SHORT EXERCISE:
Copy out every line of the material below without changing anything, but leave out the picture.

SOURCE MATERIAL:
----
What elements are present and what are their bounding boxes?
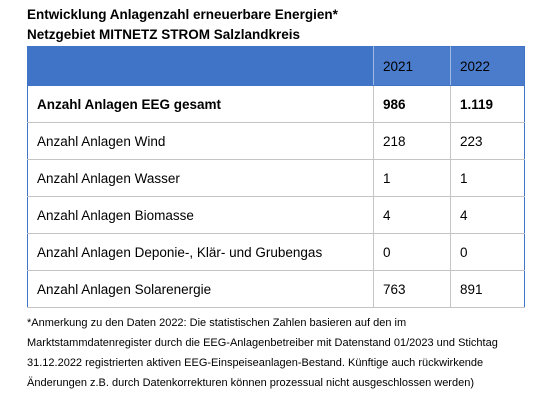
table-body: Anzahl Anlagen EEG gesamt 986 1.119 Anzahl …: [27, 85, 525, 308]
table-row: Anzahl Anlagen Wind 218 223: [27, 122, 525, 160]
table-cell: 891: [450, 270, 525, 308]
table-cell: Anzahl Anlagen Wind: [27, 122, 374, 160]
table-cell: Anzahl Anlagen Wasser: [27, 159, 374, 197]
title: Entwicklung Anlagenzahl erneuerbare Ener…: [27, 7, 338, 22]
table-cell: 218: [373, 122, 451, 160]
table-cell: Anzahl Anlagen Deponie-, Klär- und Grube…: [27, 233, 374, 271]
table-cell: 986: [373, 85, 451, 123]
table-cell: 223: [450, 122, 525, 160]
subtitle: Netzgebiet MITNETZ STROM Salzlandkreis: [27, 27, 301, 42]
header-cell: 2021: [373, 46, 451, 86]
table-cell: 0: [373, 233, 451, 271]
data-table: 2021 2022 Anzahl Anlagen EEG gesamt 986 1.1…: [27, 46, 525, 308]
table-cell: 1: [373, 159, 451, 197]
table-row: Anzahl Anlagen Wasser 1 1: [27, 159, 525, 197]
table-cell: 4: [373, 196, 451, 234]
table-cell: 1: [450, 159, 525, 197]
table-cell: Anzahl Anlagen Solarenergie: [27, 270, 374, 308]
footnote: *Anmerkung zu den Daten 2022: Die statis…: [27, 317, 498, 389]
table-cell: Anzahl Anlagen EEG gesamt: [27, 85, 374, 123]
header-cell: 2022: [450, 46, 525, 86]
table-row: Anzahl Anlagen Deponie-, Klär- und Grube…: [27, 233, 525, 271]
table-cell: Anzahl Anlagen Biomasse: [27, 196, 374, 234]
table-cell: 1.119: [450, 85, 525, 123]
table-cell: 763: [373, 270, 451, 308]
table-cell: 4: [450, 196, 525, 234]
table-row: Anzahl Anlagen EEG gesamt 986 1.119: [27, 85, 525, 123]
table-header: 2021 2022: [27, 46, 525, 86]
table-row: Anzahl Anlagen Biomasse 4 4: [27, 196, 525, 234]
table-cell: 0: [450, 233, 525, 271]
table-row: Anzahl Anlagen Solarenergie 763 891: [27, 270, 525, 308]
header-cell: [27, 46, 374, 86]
----
RESULT OF THE TASK:
What elements are present and what are their bounding boxes?
table-body: Anzahl Anlagen EEG gesamt 986 1.119 Anzahl …: [27, 85, 525, 308]
table-row: Anzahl Anlagen Wind 218 223: [27, 122, 525, 160]
table-cell: 891: [450, 270, 525, 308]
table-cell: Anzahl Anlagen Wind: [27, 122, 374, 160]
table-cell: Anzahl Anlagen Wasser: [27, 159, 374, 197]
title: Entwicklung Anlagenzahl erneuerbare Ener…: [27, 7, 338, 22]
table-cell: 218: [373, 122, 451, 160]
table-cell: Anzahl Anlagen Deponie-, Klär- und Grube…: [27, 233, 374, 271]
table-cell: 986: [373, 85, 451, 123]
table-cell: 223: [450, 122, 525, 160]
subtitle: Netzgebiet MITNETZ STROM Salzlandkreis: [27, 27, 301, 42]
header-cell: 2021: [373, 46, 451, 86]
table-cell: 0: [373, 233, 451, 271]
data-table: 2021 2022 Anzahl Anlagen EEG gesamt 986 1.1…: [27, 46, 525, 308]
table-cell: 1: [373, 159, 451, 197]
table-row: Anzahl Anlagen Wasser 1 1: [27, 159, 525, 197]
table-cell: 4: [373, 196, 451, 234]
table-cell: 1: [450, 159, 525, 197]
table-cell: Anzahl Anlagen Solarenergie: [27, 270, 374, 308]
footnote: *Anmerkung zu den Daten 2022: Die statis…: [27, 317, 498, 389]
table-cell: Anzahl Anlagen EEG gesamt: [27, 85, 374, 123]
header-cell: 2022: [450, 46, 525, 86]
table-row: Anzahl Anlagen Deponie-, Klär- und Grube…: [27, 233, 525, 271]
table-cell: Anzahl Anlagen Biomasse: [27, 196, 374, 234]
table-cell: 1.119: [450, 85, 525, 123]
table-cell: 763: [373, 270, 451, 308]
table-cell: 4: [450, 196, 525, 234]
table-row: Anzahl Anlagen EEG gesamt 986 1.119: [27, 85, 525, 123]
table-header: 2021 2022: [27, 46, 525, 86]
table-row: Anzahl Anlagen Biomasse 4 4: [27, 196, 525, 234]
table-cell: 0: [450, 233, 525, 271]
table-row: Anzahl Anlagen Solarenergie 763 891: [27, 270, 525, 308]
header-cell: [27, 46, 374, 86]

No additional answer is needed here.